_INSTRUÇÃO A_
Em que episódio Nico Robin aparece pela primeira vez, segundo o texto sobre One Piece?
_INSTRUÇÃO B_
Edite a parte do texto sobre One Piece que abre com as palavras "Liberdade fruto da" e fecha com "como se apresenta.", substituindo "Madame Shirley" por "a vidente Shirley".
_INSTRUÇÃO C_
Retome o texto sobre One Piece e continue-o a partir do ponto em que ele para.

_PASSAGEM_
Liberdade fruto da profecia ou a profecia é resultado da liberdade?

No episódio 523, Madame Shirley tem uma visão na qual Luffy envolto a chamas destrói a ilha dos tritões. No arco da ilha dos homens-peixe, diz-se que Shirley nunca errou uma previsão; inclusive algo que ela previu não necessariamente vai acontecer num futuro próximo, mas pode ser num futuro um pouco mais distante. Ora, com a destruição da Red Line, não só a Terra Sagrada de Mary Geoise na qual habitam Dragões Celestiais, como também a ilha dos tritões. Trata-se do fim do Governo Mundial tal como se apresenta.

 

Essa previsão da tritã juntamente com o amanhecer ou alvorecer do mundo esperado pelos Kozukis e pela tribo Mink demonstra que em One Piece a ideia de profecia ou destinação aparece. Para reforçar isto tem também a profecia de Toki (envolvendo a libertação do país de Wano) revelada por Kyoshiro no episódio 909: “Você é como a lua que desconhece o amanhecer. Se há um desejo ardente que deve ser cumprido, será quando nove sombras forem tecidas juntas por vinte anos de noites de luar. Só então você entenderá o esplendor do amanhecer”.

 

Toki nasceu há cerca de 830 anos atrás, ou seja, durante o Século Perdido. Ela viajou pelo tempo diversas vezes usando o poder de sua Akuma no Mi chamada “Toki Toki no Mi”. As Akumas no Mi são misteriosas frutas que concedem poderes aos seus usuários. O interessante é que Toki não viaja para o passado, mas sempre foi para o futuro. Isso comprova como em One Piece o passado não possui estatuto ontológico, ou seja, não “existe” em algum lugar para onde se possa voltar. Aqui respeita-se o fluxo do tempo como algo que não pode ser interrompido e, consequentemente, a irreversibilidade como categoria da realidade.

 

No entanto, a viagem para o futuro abre a possibilidade de não haver margem para a liberdade (no sentido de livre-arbítrio) entre os indivíduos, ou seja, a escolha entre alternativas (que implica tomar o destino em suas mãos e fazer sua própria história). Só que no episódio 67, Nico Robin aparece pela primeira vez e tenta ajudar o bando pirata dos chapéus de palha indicando um caminho mais seguro para Alabasta, visto que poderiam encontrar muitos inimigos à frente. Luffy simplesmente rejeita a ajuda e diz que ele é quem decide os rumos do navio. Em outras palavras, o protagonista quer realizar a escolha entre alternativas e decidir o seu destino, bem como de seu bando.

 

Claro que se poderia indagar “Mas e se essa ação do Luffy já não for parte de um destino, por mais que ele queira afirmar ser livre?”. Ainda assim o próprio personagem refutaria isso, pois o mesmo quer se tornar o Rei dos Piratas e, com isso, ter a maior liberdade do mundo, podendo viajar livremente pelos mares (algo que somente seria possível com a já mencionada derrubada do Governo Mundial). Mas... qual a resolução dessa tensão entre profecia/destino versus liberdade?

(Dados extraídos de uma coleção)
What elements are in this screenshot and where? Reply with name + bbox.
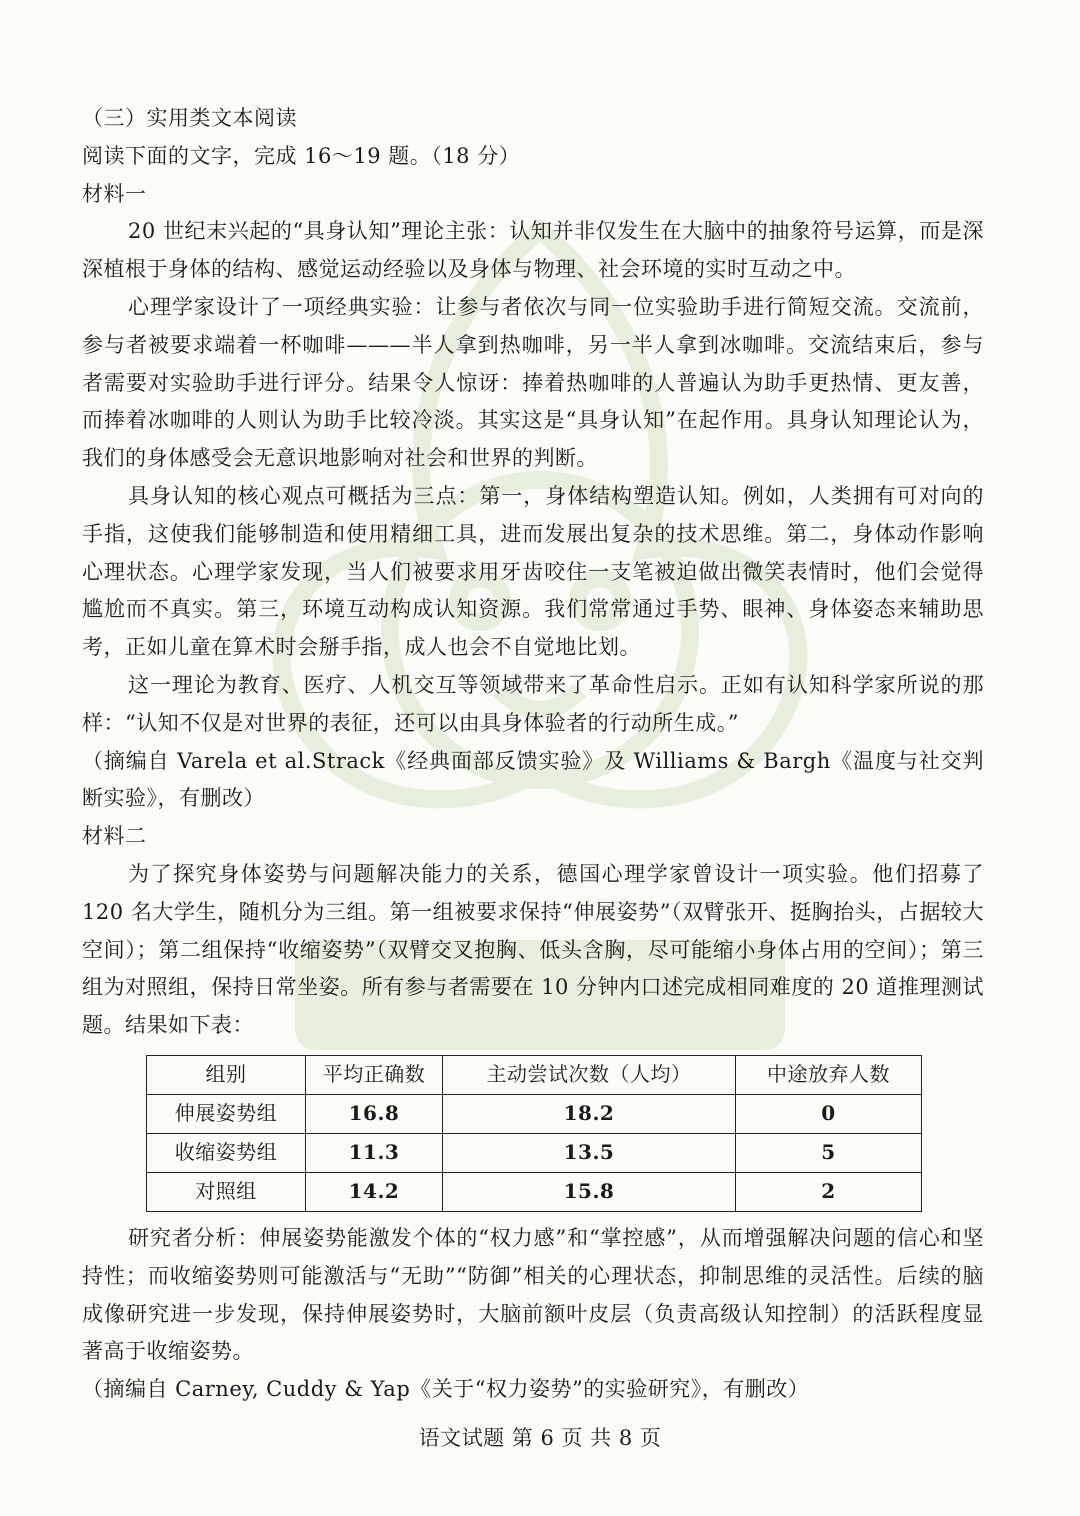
table-cell: 11.3 bbox=[306, 1133, 443, 1172]
material2-analysis: 研究者分析：伸展姿势能激发个体的“权力感”和“掌控感”，从而增强解决问题的信心和坚持性；而收缩姿势则可能激活与“无助”“防御”相关的心理状态，抑制思维的灵活性。后续的脑成像研究进一步发现，保持伸展姿势时，大脑前额叶皮层（负责高级认知控制）的活跃程度显著高于收缩姿势。 bbox=[82, 1225, 984, 1364]
table-header: 中途放弃人数 bbox=[736, 1055, 922, 1094]
table-cell: 15.8 bbox=[443, 1172, 736, 1211]
table-row bbox=[147, 1094, 922, 1133]
results-table bbox=[146, 1055, 922, 1212]
material1-paragraph: 心理学家设计了一项经典实验：让参与者依次与同一位实验助手进行简短交流。交流前，参与者被要求端着一杯咖啡———半人拿到热咖啡，另一半人拿到冰咖啡。交流结束后，参与者需要对实验助手进行评分。结果令人惊讶：捧着热咖啡的人普遍认为助手更热情、更友善，而捧着冰咖啡的人则认为助手比较冷淡。其实这是“具身认知”在起作用。具身认知理论认为，我们的身体感受会无意识地影响对社会和世界的判断。 bbox=[82, 294, 984, 471]
main-content bbox=[82, 100, 984, 1409]
table-row bbox=[147, 1172, 922, 1211]
table-cell: 18.2 bbox=[443, 1094, 736, 1133]
table-cell: 0 bbox=[736, 1094, 922, 1133]
table-header: 主动尝试次数（人均） bbox=[443, 1055, 736, 1094]
material1-paragraph: 这一理论为教育、医疗、人机交互等领域带来了革命性启示。正如有认知科学家所说的那样：“认知不仅是对世界的表征，还可以由具身体验者的行动所生成。” bbox=[82, 672, 984, 735]
table-cell-group: 收缩姿势组 bbox=[147, 1133, 306, 1172]
page-footer: 语文试题 第 6 页 共 8 页 bbox=[418, 1426, 662, 1450]
material2-heading: 材料二 bbox=[82, 824, 147, 849]
table-cell-group: 对照组 bbox=[147, 1172, 306, 1211]
table-header-row bbox=[147, 1055, 922, 1094]
table-cell: 16.8 bbox=[306, 1094, 443, 1133]
material2-intro: 为了探究身体姿势与问题解决能力的关系，德国心理学家曾设计一项实验。他们招募了 120 名大学生，随机分为三组。第一组被要求保持“伸展姿势”（双臂张开、挺胸抬头，占据较大空间）；第二组保持“收缩姿势”（双臂交叉抱胸、低头含胸，尽可能缩小身体占用的空间）；第三组为对照组，保持日常坐姿。所有参与者需要在 10 分钟内口述完成相同难度的 20 道推理测试题。结果如下表： bbox=[82, 861, 984, 1038]
material2-source: （摘编自 Carney, Cuddy & Yap《关于“权力姿势”的实验研究》，有删改） bbox=[82, 1377, 810, 1402]
table-cell: 13.5 bbox=[443, 1133, 736, 1172]
table-cell: 2 bbox=[736, 1172, 922, 1211]
material1-paragraph: 具身认知的核心观点可概括为三点：第一，身体结构塑造认知。例如，人类拥有可对向的手指，这使我们能够制造和使用精细工具，进而发展出复杂的技术思维。第二，身体动作影响心理状态。心理学家发现，当人们被要求用牙齿咬住一支笔被迫做出微笑表情时，他们会觉得尴尬而不真实。第三，环境互动构成认知资源。我们常常通过手势、眼神、身体姿态来辅助思考，正如儿童在算术时会掰手指，成人也会不自觉地比划。 bbox=[82, 483, 984, 660]
table-header: 组别 bbox=[147, 1055, 306, 1094]
section-title: （三）实用类文本阅读 bbox=[82, 106, 297, 130]
material1-source: （摘编自 Varela et al.Strack《经典面部反馈实验》及 Williams & Bargh《温度与社交判断实验》，有删改） bbox=[82, 748, 984, 811]
table-cell: 5 bbox=[736, 1133, 922, 1172]
table-cell-group: 伸展姿势组 bbox=[147, 1094, 306, 1133]
section-instruction: 阅读下面的文字，完成 16～19 题。（18 分） bbox=[82, 143, 521, 168]
table-cell: 14.2 bbox=[306, 1172, 443, 1211]
material1-paragraph: 20 世纪末兴起的“具身认知”理论主张：认知并非仅发生在大脑中的抽象符号运算，而是深深植根于身体的结构、感觉运动经验以及身体与物理、社会环境的实时互动之中。 bbox=[82, 219, 984, 282]
table-row bbox=[147, 1133, 922, 1172]
table-header: 平均正确数 bbox=[306, 1055, 443, 1094]
material1-heading: 材料一 bbox=[82, 181, 147, 206]
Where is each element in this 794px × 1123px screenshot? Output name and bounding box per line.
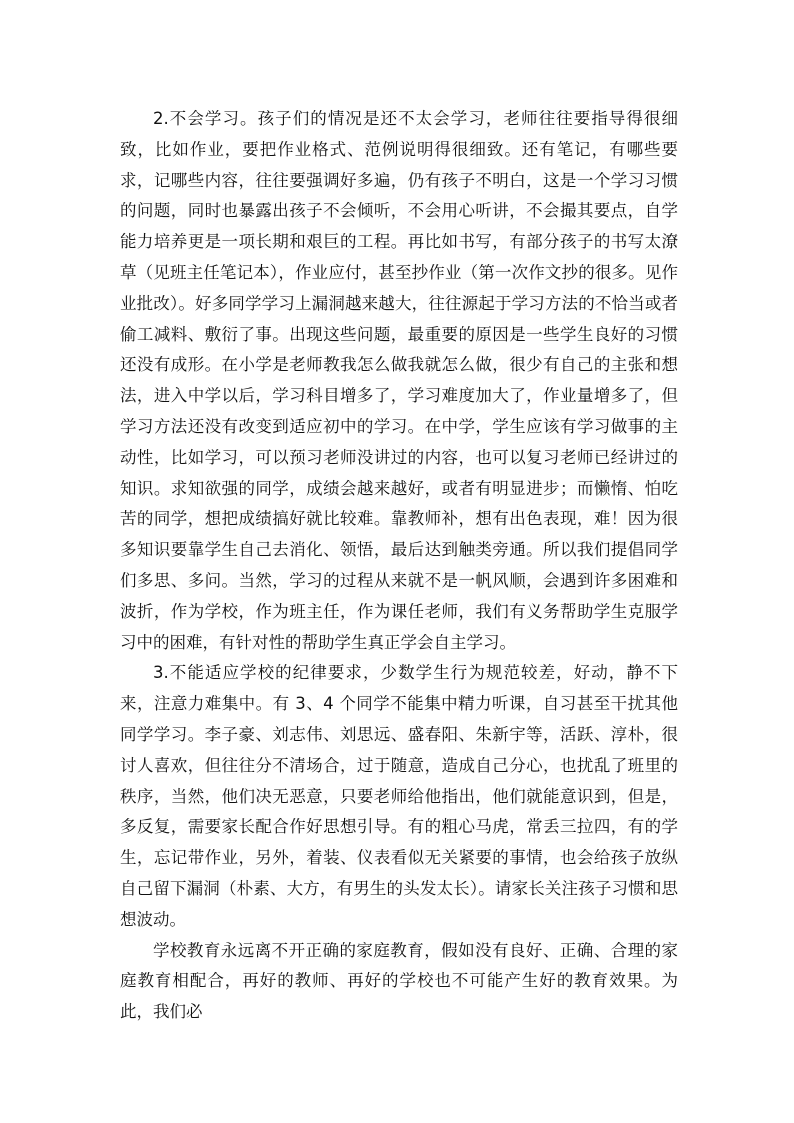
paragraph-discipline: 3.不能适应学校的纪律要求，少数学生行为规范较差，好动，静不下来，注意力难集中。有 3、4 个同学不能集中精力听课，自习甚至干扰其他同学学习。李子豪、刘志伟、刘思远、盛春阳、朱新宇等，活跃、淳朴，很讨人喜欢，但往往分不清场合，过于随意，造成自己分心，也扰乱了班里的秩序，当然，他们决无恶意，只要老师给他指出，他们就能意识到，但是，多反复，需要家长配合作好思想引导。有的粗心马虎，常丢三拉四，有的学生，忘记带作业，另外，着装、仪表看似无关紧要的事情，也会给孩子放纵自己留下漏洞（朴素、大方，有男生的头发太长）。请家长关注孩子习惯和思想波动。 [120,663,678,929]
document-body [120,104,678,1028]
paragraph-not-knowing-how-to-learn: 2.不会学习。孩子们的情况是还不太会学习，老师往往要指导得很细致，比如作业，要把作业格式、范例说明得很细致。还有笔记，有哪些要求，记哪些内容，往往要强调好多遍，仍有孩子不明白，这是一个学习习惯的问题，同时也暴露出孩子不会倾听，不会用心听讲，不会撮其要点，自学能力培养更是一项长期和艰巨的工程。再比如书写，有部分孩子的书写太潦草（见班主任笔记本），作业应付，甚至抄作业（第一次作文抄的很多。见作业批改）。好多同学学习上漏洞越来越大，往往源起于学习方法的不恰当或者偷工减料、敷衍了事。出现这些问题，最重要的原因是一些学生良好的习惯还没有成形。在小学是老师教我怎么做我就怎么做，很少有自己的主张和想法，进入中学以后，学习科目增多了，学习难度加大了，作业量增多了，但学习方法还没有改变到适应初中的学习。在中学，学生应该有学习做事的主动性，比如学习，可以预习老师没讲过的内容，也可以复习老师已经讲过的知识。求知欲强的同学，成绩会越来越好，或者有明显进步；而懒惰、怕吃苦的同学，想把成绩搞好就比较难。靠教师补，想有出色表现，难！因为很多知识要靠学生自己去消化、领悟，最后达到触类旁通。所以我们提倡同学们多思、多问。当然，学习的过程从来就不是一帆风顺，会遇到许多困难和波折，作为学校，作为班主任，作为课任老师，我们有义务帮助学生克服学习中的困难，有针对性的帮助学生真正学会自主学习。 [120,109,678,652]
paragraph-family-education: 学校教育永远离不开正确的家庭教育，假如没有良好、正确、合理的家庭教育相配合，再好的教师、再好的学校也不可能产生好的教育效果。为此，我们必 [120,940,678,1022]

_RESULTADO FINAL A_
No episódio 67.

_RESULTADO FINAL B_
Liberdade fruto da profecia ou a profecia é resultado da liberdade?

No episódio 523, a vidente Shirley tem uma visão na qual Luffy envolto a chamas destrói a ilha dos tritões. No arco da ilha dos homens-peixe, diz-se que Shirley nunca errou uma previsão; inclusive algo que ela previu não necessariamente vai acontecer num futuro próximo, mas pode ser num futuro um pouco mais distante. Ora, com a destruição da Red Line, não só a Terra Sagrada de Mary Geoise na qual habitam Dragões Celestiais, como também a ilha dos tritões. Trata-se do fim do Governo Mundial tal como se apresenta.

_RESULTADO FINAL C_
 

Bem, esse desfecho ainda poderá ser melhor explicitado com o fim da obra (One Piece). A princípio é possível refletir qual seria o resultado desta contradição e se o anime vai caminhar para uma saída humanista. De um lado tem toda uma profecia, inclusive prevista por uma tritã e do outro temos o principal responsável pela mesma “cagando” para essa coisa de destino e querendo se afirmar enquanto agente de sua própria história.

 

Jasão e o mito do herói solar

Se há algo que caracteriza uma história como a de One Piece em comum com outras grandes epopeias de sucesso, é a ideia de um protagonista ou conjunto de protagonistas que trava(m) um confronto do qual não faz(em) parte apenas como indivíduo(s), mas também como parte de uma coletividade que transcende seus interesses imediatos.

 

Eis a fórmula a que denominamos a jornada do herói. Mais do que isso, é uma forma de contar uma história que inspira os jovens e que tem como mote o arquétipo do herói solar: um tipo de aventureiro que se torna o centro dos acontecimentos de um mundo muito mais complexo ou que pelo menos se torna um “sol” para um grupo de prodigiosos companheiros, que evoluem como força harmônica e são capazes de vencer desafios aparentemente muito maiores do que eles.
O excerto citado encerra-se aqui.